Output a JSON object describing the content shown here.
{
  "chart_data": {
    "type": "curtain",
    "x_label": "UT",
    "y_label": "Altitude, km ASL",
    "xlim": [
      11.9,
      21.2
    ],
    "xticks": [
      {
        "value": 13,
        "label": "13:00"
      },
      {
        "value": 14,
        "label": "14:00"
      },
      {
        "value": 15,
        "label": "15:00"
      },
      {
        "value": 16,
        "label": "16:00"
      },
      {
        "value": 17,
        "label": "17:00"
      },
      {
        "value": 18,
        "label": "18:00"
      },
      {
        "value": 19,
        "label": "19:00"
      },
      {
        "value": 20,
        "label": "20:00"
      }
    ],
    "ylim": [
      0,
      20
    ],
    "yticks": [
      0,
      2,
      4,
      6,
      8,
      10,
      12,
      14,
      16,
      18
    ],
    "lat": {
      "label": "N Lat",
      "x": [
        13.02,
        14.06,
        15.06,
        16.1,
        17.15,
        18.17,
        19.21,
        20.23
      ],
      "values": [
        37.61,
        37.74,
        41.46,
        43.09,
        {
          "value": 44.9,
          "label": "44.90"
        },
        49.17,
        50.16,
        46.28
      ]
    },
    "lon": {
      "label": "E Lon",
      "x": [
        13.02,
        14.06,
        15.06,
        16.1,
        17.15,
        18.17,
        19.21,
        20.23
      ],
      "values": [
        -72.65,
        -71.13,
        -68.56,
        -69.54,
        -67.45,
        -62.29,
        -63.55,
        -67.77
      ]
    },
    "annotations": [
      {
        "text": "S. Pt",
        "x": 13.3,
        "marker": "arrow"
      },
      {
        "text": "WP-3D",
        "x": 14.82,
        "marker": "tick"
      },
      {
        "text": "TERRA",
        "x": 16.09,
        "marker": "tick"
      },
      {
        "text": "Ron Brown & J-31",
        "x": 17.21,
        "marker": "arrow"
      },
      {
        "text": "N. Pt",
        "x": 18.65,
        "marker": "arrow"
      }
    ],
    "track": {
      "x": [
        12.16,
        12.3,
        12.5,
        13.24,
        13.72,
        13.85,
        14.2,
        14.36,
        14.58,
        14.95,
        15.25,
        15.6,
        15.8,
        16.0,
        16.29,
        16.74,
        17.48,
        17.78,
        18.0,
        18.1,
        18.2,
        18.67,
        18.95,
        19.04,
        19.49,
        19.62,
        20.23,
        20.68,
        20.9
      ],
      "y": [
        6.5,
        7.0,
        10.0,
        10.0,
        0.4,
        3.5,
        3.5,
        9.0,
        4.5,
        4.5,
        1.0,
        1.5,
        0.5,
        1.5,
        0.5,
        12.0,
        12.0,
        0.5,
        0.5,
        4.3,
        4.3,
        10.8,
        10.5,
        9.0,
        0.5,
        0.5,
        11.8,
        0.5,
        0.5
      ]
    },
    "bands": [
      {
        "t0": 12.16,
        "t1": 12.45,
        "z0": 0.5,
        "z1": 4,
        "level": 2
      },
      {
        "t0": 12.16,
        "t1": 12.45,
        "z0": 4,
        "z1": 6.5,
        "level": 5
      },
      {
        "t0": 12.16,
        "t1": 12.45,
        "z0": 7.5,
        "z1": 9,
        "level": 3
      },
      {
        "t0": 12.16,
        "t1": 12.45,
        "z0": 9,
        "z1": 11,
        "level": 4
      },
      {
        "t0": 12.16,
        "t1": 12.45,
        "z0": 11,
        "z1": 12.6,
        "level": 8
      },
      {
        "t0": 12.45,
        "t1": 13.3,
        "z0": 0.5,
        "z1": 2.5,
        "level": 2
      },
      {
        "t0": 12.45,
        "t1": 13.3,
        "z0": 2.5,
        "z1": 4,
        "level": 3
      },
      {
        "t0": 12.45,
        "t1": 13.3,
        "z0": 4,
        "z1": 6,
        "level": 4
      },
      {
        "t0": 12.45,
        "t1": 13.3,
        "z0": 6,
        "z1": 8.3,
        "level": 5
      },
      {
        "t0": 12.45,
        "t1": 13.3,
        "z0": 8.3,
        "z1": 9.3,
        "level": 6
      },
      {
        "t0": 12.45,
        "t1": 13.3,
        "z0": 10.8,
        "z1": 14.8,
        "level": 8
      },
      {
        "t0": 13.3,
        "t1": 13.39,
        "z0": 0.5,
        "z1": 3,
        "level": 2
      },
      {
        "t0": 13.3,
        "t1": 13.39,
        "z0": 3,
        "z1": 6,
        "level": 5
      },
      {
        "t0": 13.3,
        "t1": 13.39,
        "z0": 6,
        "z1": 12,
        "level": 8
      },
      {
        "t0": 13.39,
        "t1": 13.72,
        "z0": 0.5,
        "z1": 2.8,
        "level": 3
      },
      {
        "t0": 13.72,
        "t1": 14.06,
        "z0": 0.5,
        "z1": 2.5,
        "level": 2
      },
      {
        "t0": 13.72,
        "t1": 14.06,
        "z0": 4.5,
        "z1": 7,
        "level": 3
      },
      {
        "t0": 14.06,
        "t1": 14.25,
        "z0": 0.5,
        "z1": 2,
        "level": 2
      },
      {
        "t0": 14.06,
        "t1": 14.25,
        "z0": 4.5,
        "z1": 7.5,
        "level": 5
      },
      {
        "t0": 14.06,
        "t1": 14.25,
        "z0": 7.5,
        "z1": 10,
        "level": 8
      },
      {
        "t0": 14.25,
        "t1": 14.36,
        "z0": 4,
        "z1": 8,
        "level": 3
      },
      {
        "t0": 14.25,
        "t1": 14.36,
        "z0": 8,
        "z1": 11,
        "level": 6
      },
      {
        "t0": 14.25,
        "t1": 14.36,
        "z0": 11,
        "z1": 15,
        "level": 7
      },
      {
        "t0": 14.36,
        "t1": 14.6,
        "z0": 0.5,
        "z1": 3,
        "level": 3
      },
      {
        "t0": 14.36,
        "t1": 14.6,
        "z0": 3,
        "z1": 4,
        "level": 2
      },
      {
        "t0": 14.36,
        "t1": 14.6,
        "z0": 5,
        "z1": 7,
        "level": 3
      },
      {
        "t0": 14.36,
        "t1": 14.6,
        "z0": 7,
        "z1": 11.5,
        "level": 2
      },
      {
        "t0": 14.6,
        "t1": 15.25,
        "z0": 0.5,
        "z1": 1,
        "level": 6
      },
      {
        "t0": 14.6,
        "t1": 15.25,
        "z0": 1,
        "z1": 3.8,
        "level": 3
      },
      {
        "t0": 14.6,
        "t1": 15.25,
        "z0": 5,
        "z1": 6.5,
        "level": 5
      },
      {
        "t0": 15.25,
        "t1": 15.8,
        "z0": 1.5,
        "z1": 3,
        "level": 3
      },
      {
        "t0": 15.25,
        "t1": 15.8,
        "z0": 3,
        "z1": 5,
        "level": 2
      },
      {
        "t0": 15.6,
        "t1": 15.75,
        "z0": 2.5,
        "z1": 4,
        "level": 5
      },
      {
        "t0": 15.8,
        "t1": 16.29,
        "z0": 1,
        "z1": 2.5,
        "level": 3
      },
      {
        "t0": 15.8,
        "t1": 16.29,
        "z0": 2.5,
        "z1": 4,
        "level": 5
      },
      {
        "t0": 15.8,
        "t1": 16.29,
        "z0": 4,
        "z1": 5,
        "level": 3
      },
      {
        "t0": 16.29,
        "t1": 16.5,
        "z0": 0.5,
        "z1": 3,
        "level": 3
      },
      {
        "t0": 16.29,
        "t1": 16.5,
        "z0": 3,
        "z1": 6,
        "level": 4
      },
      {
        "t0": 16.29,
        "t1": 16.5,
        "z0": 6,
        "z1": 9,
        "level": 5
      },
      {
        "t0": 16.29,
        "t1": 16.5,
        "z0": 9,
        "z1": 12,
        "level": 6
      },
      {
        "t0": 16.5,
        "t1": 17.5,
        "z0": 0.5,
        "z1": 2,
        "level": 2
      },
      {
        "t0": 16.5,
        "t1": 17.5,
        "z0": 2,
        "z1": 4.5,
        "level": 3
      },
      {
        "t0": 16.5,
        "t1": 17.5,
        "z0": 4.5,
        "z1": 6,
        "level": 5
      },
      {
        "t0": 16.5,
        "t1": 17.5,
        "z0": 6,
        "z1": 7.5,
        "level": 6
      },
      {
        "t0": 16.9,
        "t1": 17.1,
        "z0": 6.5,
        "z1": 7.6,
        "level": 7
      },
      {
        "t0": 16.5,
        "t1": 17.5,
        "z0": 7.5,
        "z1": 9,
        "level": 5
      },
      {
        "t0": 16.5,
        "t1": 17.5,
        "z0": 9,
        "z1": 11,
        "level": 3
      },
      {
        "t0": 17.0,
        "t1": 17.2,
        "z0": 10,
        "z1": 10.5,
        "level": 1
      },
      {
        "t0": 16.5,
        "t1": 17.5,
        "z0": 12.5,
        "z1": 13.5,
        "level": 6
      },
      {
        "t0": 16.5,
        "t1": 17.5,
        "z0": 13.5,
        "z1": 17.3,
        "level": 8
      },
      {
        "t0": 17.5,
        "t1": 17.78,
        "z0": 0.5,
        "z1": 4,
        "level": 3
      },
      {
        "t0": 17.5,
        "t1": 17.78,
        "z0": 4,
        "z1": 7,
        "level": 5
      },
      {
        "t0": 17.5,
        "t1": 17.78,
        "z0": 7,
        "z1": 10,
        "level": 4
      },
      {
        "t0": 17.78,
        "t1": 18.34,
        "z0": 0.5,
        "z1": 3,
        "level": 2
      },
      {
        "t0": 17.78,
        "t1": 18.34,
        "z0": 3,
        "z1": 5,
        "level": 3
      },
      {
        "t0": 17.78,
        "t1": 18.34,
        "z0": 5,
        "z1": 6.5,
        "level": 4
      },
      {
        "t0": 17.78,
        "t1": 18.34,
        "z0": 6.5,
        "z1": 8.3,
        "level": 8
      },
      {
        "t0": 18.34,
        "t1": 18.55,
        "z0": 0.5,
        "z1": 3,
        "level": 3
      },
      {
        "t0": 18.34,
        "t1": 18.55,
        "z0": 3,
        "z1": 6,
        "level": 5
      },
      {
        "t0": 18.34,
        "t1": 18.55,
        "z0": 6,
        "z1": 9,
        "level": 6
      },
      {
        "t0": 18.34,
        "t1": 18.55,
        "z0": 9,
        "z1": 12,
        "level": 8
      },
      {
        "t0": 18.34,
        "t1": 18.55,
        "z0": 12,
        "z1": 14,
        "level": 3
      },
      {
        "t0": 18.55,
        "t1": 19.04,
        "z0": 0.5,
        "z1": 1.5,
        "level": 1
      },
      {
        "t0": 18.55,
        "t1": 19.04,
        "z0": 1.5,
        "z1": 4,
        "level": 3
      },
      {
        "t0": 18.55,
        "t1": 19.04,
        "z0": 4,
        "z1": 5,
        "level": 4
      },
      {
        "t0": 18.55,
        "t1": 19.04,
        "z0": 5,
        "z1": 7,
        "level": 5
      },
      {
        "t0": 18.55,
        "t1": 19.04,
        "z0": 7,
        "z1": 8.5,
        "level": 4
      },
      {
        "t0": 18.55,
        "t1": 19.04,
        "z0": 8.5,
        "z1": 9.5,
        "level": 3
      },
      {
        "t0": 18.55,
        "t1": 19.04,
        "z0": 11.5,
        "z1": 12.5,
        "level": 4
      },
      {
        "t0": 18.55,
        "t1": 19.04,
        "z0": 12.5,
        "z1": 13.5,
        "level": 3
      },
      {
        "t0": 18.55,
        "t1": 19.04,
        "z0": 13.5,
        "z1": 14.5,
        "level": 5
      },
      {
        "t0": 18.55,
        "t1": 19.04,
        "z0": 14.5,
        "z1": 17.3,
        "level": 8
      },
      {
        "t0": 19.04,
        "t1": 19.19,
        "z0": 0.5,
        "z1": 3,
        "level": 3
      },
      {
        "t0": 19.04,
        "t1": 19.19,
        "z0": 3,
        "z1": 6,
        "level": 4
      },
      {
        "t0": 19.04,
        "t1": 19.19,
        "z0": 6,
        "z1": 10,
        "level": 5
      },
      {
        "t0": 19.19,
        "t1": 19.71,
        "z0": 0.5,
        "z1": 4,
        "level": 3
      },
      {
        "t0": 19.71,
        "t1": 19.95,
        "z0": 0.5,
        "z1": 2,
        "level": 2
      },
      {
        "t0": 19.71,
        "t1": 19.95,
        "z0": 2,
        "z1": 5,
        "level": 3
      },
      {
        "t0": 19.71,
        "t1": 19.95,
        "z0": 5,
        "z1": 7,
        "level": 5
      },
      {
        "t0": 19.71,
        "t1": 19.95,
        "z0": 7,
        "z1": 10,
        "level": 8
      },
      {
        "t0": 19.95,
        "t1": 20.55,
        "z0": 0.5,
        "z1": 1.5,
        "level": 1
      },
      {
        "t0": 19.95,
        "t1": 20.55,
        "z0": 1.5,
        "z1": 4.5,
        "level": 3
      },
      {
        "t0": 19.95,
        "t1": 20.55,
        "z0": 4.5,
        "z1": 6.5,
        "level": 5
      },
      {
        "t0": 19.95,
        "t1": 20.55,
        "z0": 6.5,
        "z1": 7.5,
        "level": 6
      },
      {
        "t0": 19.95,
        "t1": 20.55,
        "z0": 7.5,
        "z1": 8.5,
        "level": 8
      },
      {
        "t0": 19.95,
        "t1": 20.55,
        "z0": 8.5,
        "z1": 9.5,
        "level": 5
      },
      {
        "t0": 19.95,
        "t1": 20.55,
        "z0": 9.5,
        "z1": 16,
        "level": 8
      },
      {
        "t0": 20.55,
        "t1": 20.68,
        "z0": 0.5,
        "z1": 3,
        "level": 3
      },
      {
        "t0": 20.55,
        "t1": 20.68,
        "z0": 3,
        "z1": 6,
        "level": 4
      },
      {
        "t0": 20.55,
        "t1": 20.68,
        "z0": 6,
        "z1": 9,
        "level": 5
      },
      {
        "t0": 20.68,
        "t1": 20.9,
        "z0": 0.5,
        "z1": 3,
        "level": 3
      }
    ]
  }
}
════
In the records above, how many lines hold the string "text"? Reply with only the number.

### The response
5